--- Problem details ---
What follows is a listing. Return every line of it exactly.

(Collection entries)
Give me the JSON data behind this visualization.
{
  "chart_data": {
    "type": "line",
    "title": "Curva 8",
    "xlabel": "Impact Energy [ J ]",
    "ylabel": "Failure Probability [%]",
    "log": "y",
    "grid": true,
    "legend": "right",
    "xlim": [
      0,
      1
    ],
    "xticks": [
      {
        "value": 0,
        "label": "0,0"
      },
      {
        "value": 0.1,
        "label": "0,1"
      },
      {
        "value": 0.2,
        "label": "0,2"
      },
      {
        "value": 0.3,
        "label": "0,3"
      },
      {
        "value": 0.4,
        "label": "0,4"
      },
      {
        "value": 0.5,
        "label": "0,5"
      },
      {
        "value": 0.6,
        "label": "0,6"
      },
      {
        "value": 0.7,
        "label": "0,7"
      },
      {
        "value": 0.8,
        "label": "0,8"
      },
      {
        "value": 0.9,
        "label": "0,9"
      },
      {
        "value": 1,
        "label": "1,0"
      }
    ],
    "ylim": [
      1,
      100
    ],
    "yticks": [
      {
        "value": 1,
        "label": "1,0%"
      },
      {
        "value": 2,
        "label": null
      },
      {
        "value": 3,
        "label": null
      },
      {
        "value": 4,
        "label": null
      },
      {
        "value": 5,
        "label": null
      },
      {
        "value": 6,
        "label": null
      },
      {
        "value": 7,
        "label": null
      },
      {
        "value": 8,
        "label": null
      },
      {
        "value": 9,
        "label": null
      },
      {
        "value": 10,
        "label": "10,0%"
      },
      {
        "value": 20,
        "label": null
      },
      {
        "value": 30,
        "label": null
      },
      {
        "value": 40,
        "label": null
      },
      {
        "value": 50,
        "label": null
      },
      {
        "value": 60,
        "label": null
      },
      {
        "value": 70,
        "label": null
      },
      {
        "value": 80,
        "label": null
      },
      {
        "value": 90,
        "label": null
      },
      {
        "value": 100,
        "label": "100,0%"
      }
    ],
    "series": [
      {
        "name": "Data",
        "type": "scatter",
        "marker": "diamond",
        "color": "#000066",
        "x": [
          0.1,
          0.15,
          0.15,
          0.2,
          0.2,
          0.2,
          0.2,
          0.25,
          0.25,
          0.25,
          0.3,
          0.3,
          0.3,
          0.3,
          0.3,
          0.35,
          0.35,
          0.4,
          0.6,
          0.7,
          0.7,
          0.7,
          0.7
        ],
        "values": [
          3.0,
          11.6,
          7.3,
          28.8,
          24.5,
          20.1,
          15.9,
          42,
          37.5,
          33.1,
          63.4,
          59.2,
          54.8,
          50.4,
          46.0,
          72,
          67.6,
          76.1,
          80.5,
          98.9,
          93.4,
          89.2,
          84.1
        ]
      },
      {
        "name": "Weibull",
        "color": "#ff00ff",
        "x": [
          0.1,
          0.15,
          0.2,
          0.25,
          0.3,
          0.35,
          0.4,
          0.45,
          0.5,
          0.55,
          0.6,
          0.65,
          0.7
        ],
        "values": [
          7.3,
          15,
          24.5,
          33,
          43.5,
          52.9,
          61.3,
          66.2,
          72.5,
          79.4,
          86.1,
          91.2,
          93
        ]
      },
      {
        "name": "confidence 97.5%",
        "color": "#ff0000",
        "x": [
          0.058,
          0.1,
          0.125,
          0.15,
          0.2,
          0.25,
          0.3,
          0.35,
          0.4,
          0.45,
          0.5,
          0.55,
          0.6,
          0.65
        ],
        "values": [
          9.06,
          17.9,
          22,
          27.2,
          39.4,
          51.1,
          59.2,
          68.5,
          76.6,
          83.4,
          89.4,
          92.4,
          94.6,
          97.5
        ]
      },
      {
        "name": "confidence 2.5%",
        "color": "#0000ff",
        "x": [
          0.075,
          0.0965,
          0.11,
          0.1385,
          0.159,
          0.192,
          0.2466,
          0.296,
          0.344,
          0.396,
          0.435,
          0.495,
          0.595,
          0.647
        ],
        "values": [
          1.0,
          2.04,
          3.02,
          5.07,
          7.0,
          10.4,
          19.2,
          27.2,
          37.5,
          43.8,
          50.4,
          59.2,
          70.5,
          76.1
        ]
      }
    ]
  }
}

--- Full response ---
Give me the JSON data behind this visualization.
{
  "chart_data": {
    "type": "line",
    "title": "Curva 8",
    "xlabel": "Impact Energy [ J ]",
    "ylabel": "Failure Probability [%]",
    "log": "y",
    "grid": true,
    "legend": "right",
    "xlim": [
      0,
      1
    ],
    "xticks": [
      {
        "value": 0,
        "label": "0,0"
      },
      {
        "value": 0.1,
        "label": "0,1"
      },
      {
        "value": 0.2,
        "label": "0,2"
      },
      {
        "value": 0.3,
        "label": "0,3"
      },
      {
        "value": 0.4,
        "label": "0,4"
      },
      {
        "value": 0.5,
        "label": "0,5"
      },
      {
        "value": 0.6,
        "label": "0,6"
      },
      {
        "value": 0.7,
        "label": "0,7"
      },
      {
        "value": 0.8,
        "label": "0,8"
      },
      {
        "value": 0.9,
        "label": "0,9"
      },
      {
        "value": 1,
        "label": "1,0"
      }
    ],
    "ylim": [
      1,
      100
    ],
    "yticks": [
      {
        "value": 1,
        "label": "1,0%"
      },
      {
        "value": 2,
        "label": null
      },
      {
        "value": 3,
        "label": null
      },
      {
        "value": 4,
        "label": null
      },
      {
        "value": 5,
        "label": null
      },
      {
        "value": 6,
        "label": null
      },
      {
        "value": 7,
        "label": null
      },
      {
        "value": 8,
        "label": null
      },
      {
        "value": 9,
        "label": null
      },
      {
        "value": 10,
        "label": "10,0%"
      },
      {
        "value": 20,
        "label": null
      },
      {
        "value": 30,
        "label": null
      },
      {
        "value": 40,
        "label": null
      },
      {
        "value": 50,
        "label": null
      },
      {
        "value": 60,
        "label": null
      },
      {
        "value": 70,
        "label": null
      },
      {
        "value": 80,
        "label": null
      },
      {
        "value": 90,
        "label": null
      },
      {
        "value": 100,
        "label": "100,0%"
      }
    ],
    "series": [
      {
        "name": "Data",
        "type": "scatter",
        "marker": "diamond",
        "color": "#000066",
        "x": [
          0.1,
          0.15,
          0.15,
          0.2,
          0.2,
          0.2,
          0.2,
          0.25,
          0.25,
          0.25,
          0.3,
          0.3,
          0.3,
          0.3,
          0.3,
          0.35,
          0.35,
          0.4,
          0.6,
          0.7,
          0.7,
          0.7,
          0.7
        ],
        "values": [
          3.0,
          11.6,
          7.3,
          28.8,
          24.5,
          20.1,
          15.9,
          42,
          37.5,
          33.1,
          63.4,
          59.2,
          54.8,
          50.4,
          46.0,
          72,
          67.6,
          76.1,
          80.5,
          98.9,
          93.4,
          89.2,
          84.1
        ]
      },
      {
        "name": "Weibull",
        "color": "#ff00ff",
        "x": [
          0.1,
          0.15,
          0.2,
          0.25,
          0.3,
          0.35,
          0.4,
          0.45,
          0.5,
          0.55,
          0.6,
          0.65,
          0.7
        ],
        "values": [
          7.3,
          15,
          24.5,
          33,
          43.5,
          52.9,
          61.3,
          66.2,
          72.5,
          79.4,
          86.1,
          91.2,
          93
        ]
      },
      {
        "name": "confidence 97.5%",
        "color": "#ff0000",
        "x": [
          0.058,
          0.1,
          0.125,
          0.15,
          0.2,
          0.25,
          0.3,
          0.35,
          0.4,
          0.45,
          0.5,
          0.55,
          0.6,
          0.65
        ],
        "values": [
          9.06,
          17.9,
          22,
          27.2,
          39.4,
          51.1,
          59.2,
          68.5,
          76.6,
          83.4,
          89.4,
          92.4,
          94.6,
          97.5
        ]
      },
      {
        "name": "confidence 2.5%",
        "color": "#0000ff",
        "x": [
          0.075,
          0.0965,
          0.11,
          0.1385,
          0.159,
          0.192,
          0.2466,
          0.296,
          0.344,
          0.396,
          0.435,
          0.495,
          0.595,
          0.647
        ],
        "values": [
          1.0,
          2.04,
          3.02,
          5.07,
          7.0,
          10.4,
          19.2,
          27.2,
          37.5,
          43.8,
          50.4,
          59.2,
          70.5,
          76.1
        ]
      }
    ]
  }
}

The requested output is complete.